* WHAT IS REQUIRED
Reply with one number: the count of lines in the data that hold the string "image".

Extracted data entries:
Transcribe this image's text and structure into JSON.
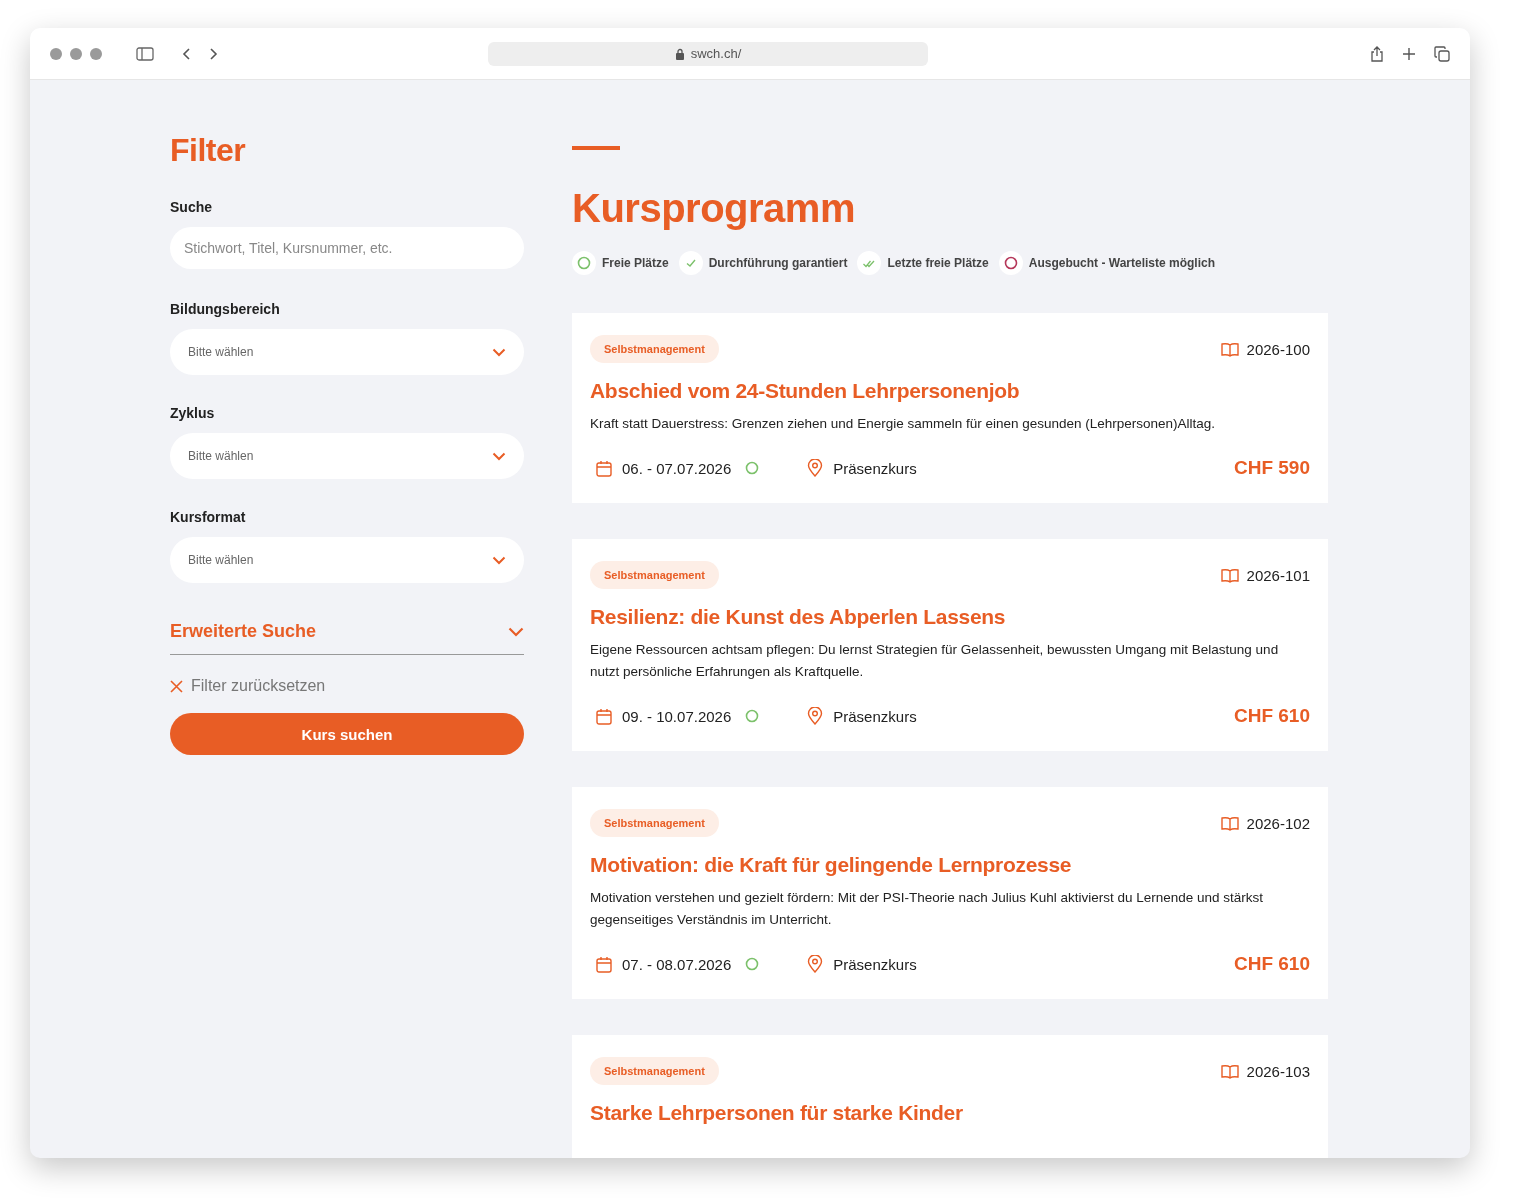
{
  "browser": {
    "url": "swch.ch/"
  },
  "filter": {
    "title": "Filter",
    "search": {
      "label": "Suche",
      "placeholder": "Stichwort, Titel, Kursnummer, etc."
    },
    "selects": [
      {
        "label": "Bildungsbereich",
        "placeholder": "Bitte wählen"
      },
      {
        "label": "Zyklus",
        "placeholder": "Bitte wählen"
      },
      {
        "label": "Kursformat",
        "placeholder": "Bitte wählen"
      }
    ],
    "advanced": {
      "label": "Erweiterte Suche",
      "expanded": false
    },
    "reset": "Filter zurücksetzen",
    "submit": "Kurs suchen"
  },
  "main": {
    "title": "Kursprogramm",
    "legend": [
      {
        "kind": "free",
        "label": "Freie Plätze"
      },
      {
        "kind": "guaranteed",
        "label": "Durchführung garantiert"
      },
      {
        "kind": "last",
        "label": "Letzte freie Plätze"
      },
      {
        "kind": "booked",
        "label": "Ausgebucht - Warteliste möglich"
      }
    ],
    "courses": [
      {
        "tag": "Selbstmanagement",
        "number": "2026-100",
        "title": "Abschied vom 24-Stunden Lehrpersonenjob",
        "description": "Kraft statt Dauerstress: Grenzen ziehen und Energie sammeln für einen gesunden (Lehrpersonen)Alltag.",
        "date": "06. - 07.07.2026",
        "kind": "free",
        "format": "Präsenzkurs",
        "price": "CHF 590"
      },
      {
        "tag": "Selbstmanagement",
        "number": "2026-101",
        "title": "Resilienz: die Kunst des Abperlen Lassens",
        "description": "Eigene Ressourcen achtsam pflegen: Du lernst Strategien für Gelassenheit, bewussten Umgang mit Belastung und nutzt persönliche Erfahrungen als Kraftquelle.",
        "date": "09. - 10.07.2026",
        "kind": "free",
        "format": "Präsenzkurs",
        "price": "CHF 610"
      },
      {
        "tag": "Selbstmanagement",
        "number": "2026-102",
        "title": "Motivation: die Kraft für gelingende Lernprozesse",
        "description": "Motivation verstehen und gezielt fördern: Mit der PSI-Theorie nach Julius Kuhl aktivierst du Lernende und stärkst gegenseitiges Verständnis im Unterricht.",
        "date": "07. - 08.07.2026",
        "kind": "free",
        "format": "Präsenzkurs",
        "price": "CHF 610"
      },
      {
        "tag": "Selbstmanagement",
        "number": "2026-103",
        "title": "Starke Lehrpersonen für starke Kinder"
      }
    ]
  }
}
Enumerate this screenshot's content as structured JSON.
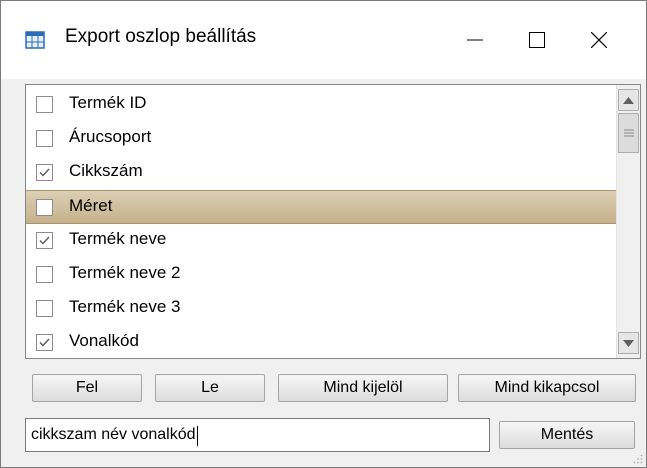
{
  "window": {
    "title": "Export oszlop beállítás",
    "controls": {
      "minimize": "—",
      "maximize": "☐",
      "close": "✕"
    }
  },
  "columns": [
    {
      "label": "Termék ID",
      "checked": false,
      "selected": false
    },
    {
      "label": "Árucsoport",
      "checked": false,
      "selected": false
    },
    {
      "label": "Cikkszám",
      "checked": true,
      "selected": false
    },
    {
      "label": "Méret",
      "checked": false,
      "selected": true
    },
    {
      "label": "Termék neve",
      "checked": true,
      "selected": false
    },
    {
      "label": "Termék neve 2",
      "checked": false,
      "selected": false
    },
    {
      "label": "Termék neve 3",
      "checked": false,
      "selected": false
    },
    {
      "label": "Vonalkód",
      "checked": true,
      "selected": false
    }
  ],
  "buttons": {
    "up": "Fel",
    "down": "Le",
    "select_all": "Mind kijelöl",
    "deselect_all": "Mind kikapcsol",
    "save": "Mentés"
  },
  "search": {
    "value": "cikkszam név vonalkód"
  },
  "icons": {
    "app": "table-export-icon",
    "scroll_up": "arrow-up-icon",
    "scroll_down": "arrow-down-icon",
    "grip": "resize-grip-icon"
  },
  "colors": {
    "selected_row": "#cdbb97",
    "checkmark": "#5a5a5a"
  }
}
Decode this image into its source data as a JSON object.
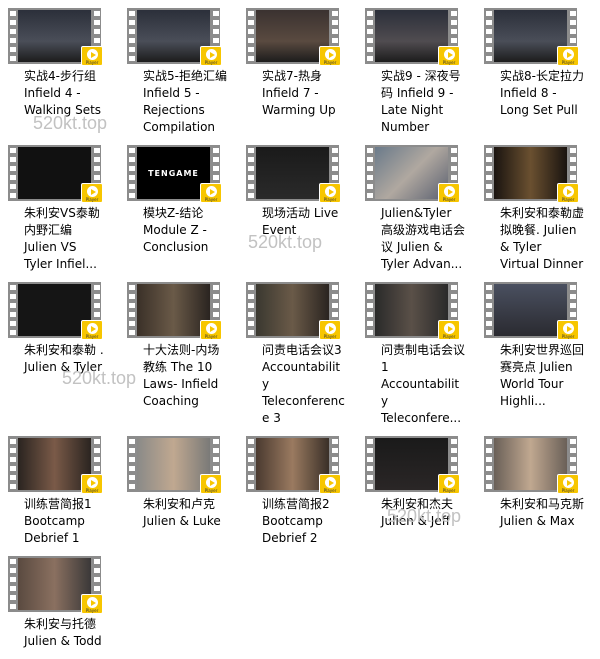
{
  "badge_label": "Player",
  "badge_color": "#f7c600",
  "watermark": "520kt.top",
  "items": [
    {
      "label": "实战4-步行组 Infield 4 - Walking Sets",
      "bg": "linear-gradient(#2b2f3a,#4a4e58 60%,#1c1c1c)"
    },
    {
      "label": "实战5-拒绝汇编 Infield 5 - Rejections Compilation",
      "bg": "linear-gradient(#2b2f3a,#4a4e58 60%,#1c1c1c)"
    },
    {
      "label": "实战7-热身 Infield 7 - Warming Up",
      "bg": "linear-gradient(#3a3230,#5a4a40 60%,#1c1c1c)"
    },
    {
      "label": "实战9 - 深夜号码 Infield 9 - Late Night Number",
      "bg": "linear-gradient(#2b2f3a,#504c50 60%,#1c1c1c)"
    },
    {
      "label": "实战8-长定拉力 Infield 8 - Long Set Pull",
      "bg": "linear-gradient(#2b2f3a,#4a4e58 60%,#1c1c1c)"
    },
    {
      "label": "朱利安VS泰勒内野汇编 Julien VS Tyler Infiel...",
      "bg": "#111"
    },
    {
      "label": "模块Z-结论 Module Z - Conclusion",
      "bg": "#000",
      "logo": "TENGAME"
    },
    {
      "label": "现场活动 Live Event",
      "bg": "linear-gradient(#1a1a1a,#2a2a2a)"
    },
    {
      "label": "Julien&Tyler 高级游戏电话会议  Julien & Tyler Advan...",
      "bg": "linear-gradient(135deg,#6a7a8a,#b0a8a0,#5a6070)"
    },
    {
      "label": "朱利安和泰勒虚拟晚餐. Julien & Tyler Virtual Dinner",
      "bg": "linear-gradient(90deg,#1a1410,#6a5030 50%,#1a1410)"
    },
    {
      "label": "朱利安和泰勒 . Julien & Tyler",
      "bg": "#151515"
    },
    {
      "label": "十大法则-内场教练 The 10 Laws- Infield Coaching",
      "bg": "linear-gradient(90deg,#3a3028,#6a5a48,#2a2420)"
    },
    {
      "label": "问责电话会议3 Accountability Teleconference 3",
      "bg": "linear-gradient(90deg,#3a3830,#6a5a48,#2a2420)"
    },
    {
      "label": "问责制电话会议1 Accountability Teleconfere...",
      "bg": "linear-gradient(90deg,#2a2a2a,#5a5048,#2a2a2a)"
    },
    {
      "label": "朱利安世界巡回赛亮点 Julien World Tour Highli...",
      "bg": "linear-gradient(#4a5060,#2a2a30)"
    },
    {
      "label": "训练营简报1 Bootcamp Debrief 1",
      "bg": "linear-gradient(90deg,#2a2420,#7a5a48,#2a2420)"
    },
    {
      "label": "朱利安和卢克 Julien & Luke",
      "bg": "linear-gradient(90deg,#8a8a88,#c0a890,#7a7a78)"
    },
    {
      "label": "训练营简报2 Bootcamp Debrief 2",
      "bg": "linear-gradient(90deg,#4a3a30,#9a7a60,#3a3028)"
    },
    {
      "label": "朱利安和杰夫 Julien & Jeff",
      "bg": "linear-gradient(#1a1a1a,#2a2626)"
    },
    {
      "label": "朱利安和马克斯 Julien & Max",
      "bg": "linear-gradient(90deg,#6a6058,#c0a890,#6a6058)"
    },
    {
      "label": "朱利安与托德 Julien & Todd",
      "bg": "linear-gradient(90deg,#5a4a40,#8a7060,#3a3838)"
    }
  ]
}
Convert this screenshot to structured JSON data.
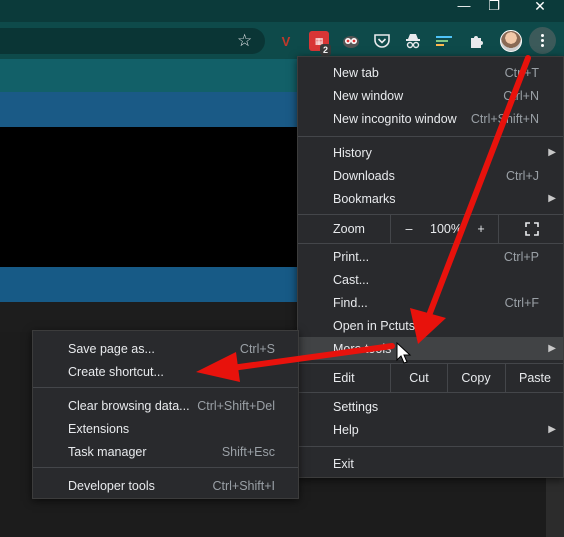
{
  "window": {
    "minimize": "—",
    "restore": "❐",
    "close": "✕"
  },
  "toolbar": {
    "extension_badge": "2",
    "icons": [
      "bookmark-star-icon",
      "vivaldi-extension-icon",
      "todo-extension-icon",
      "owl-extension-icon",
      "pocket-icon",
      "incognito-spy-icon",
      "network-extension-icon",
      "puzzle-extensions-icon"
    ]
  },
  "main_menu": {
    "group1": [
      {
        "label": "New tab",
        "shortcut": "Ctrl+T"
      },
      {
        "label": "New window",
        "shortcut": "Ctrl+N"
      },
      {
        "label": "New incognito window",
        "shortcut": "Ctrl+Shift+N"
      }
    ],
    "group2": [
      {
        "label": "History",
        "shortcut": ""
      },
      {
        "label": "Downloads",
        "shortcut": "Ctrl+J"
      },
      {
        "label": "Bookmarks",
        "shortcut": ""
      }
    ],
    "zoom": {
      "label": "Zoom",
      "minus": "–",
      "value": "100%",
      "plus": "+"
    },
    "group3": [
      {
        "label": "Print...",
        "shortcut": "Ctrl+P"
      },
      {
        "label": "Cast...",
        "shortcut": ""
      },
      {
        "label": "Find...",
        "shortcut": "Ctrl+F"
      },
      {
        "label": "Open in Pctuts.be",
        "shortcut": ""
      },
      {
        "label": "More tools",
        "shortcut": ""
      }
    ],
    "edit": {
      "label": "Edit",
      "cut": "Cut",
      "copy": "Copy",
      "paste": "Paste"
    },
    "group4": [
      {
        "label": "Settings",
        "shortcut": ""
      },
      {
        "label": "Help",
        "shortcut": ""
      }
    ],
    "exit": "Exit"
  },
  "more_tools_menu": {
    "group1": [
      {
        "label": "Save page as...",
        "shortcut": "Ctrl+S"
      },
      {
        "label": "Create shortcut...",
        "shortcut": ""
      }
    ],
    "group2": [
      {
        "label": "Clear browsing data...",
        "shortcut": "Ctrl+Shift+Del"
      },
      {
        "label": "Extensions",
        "shortcut": ""
      },
      {
        "label": "Task manager",
        "shortcut": "Shift+Esc"
      }
    ],
    "group3": [
      {
        "label": "Developer tools",
        "shortcut": "Ctrl+Shift+I"
      }
    ]
  },
  "colors": {
    "annotation_arrow": "#e8120c",
    "menu_bg": "#292a2d",
    "highlight": "#414345"
  }
}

* RESPONSE BELOW
2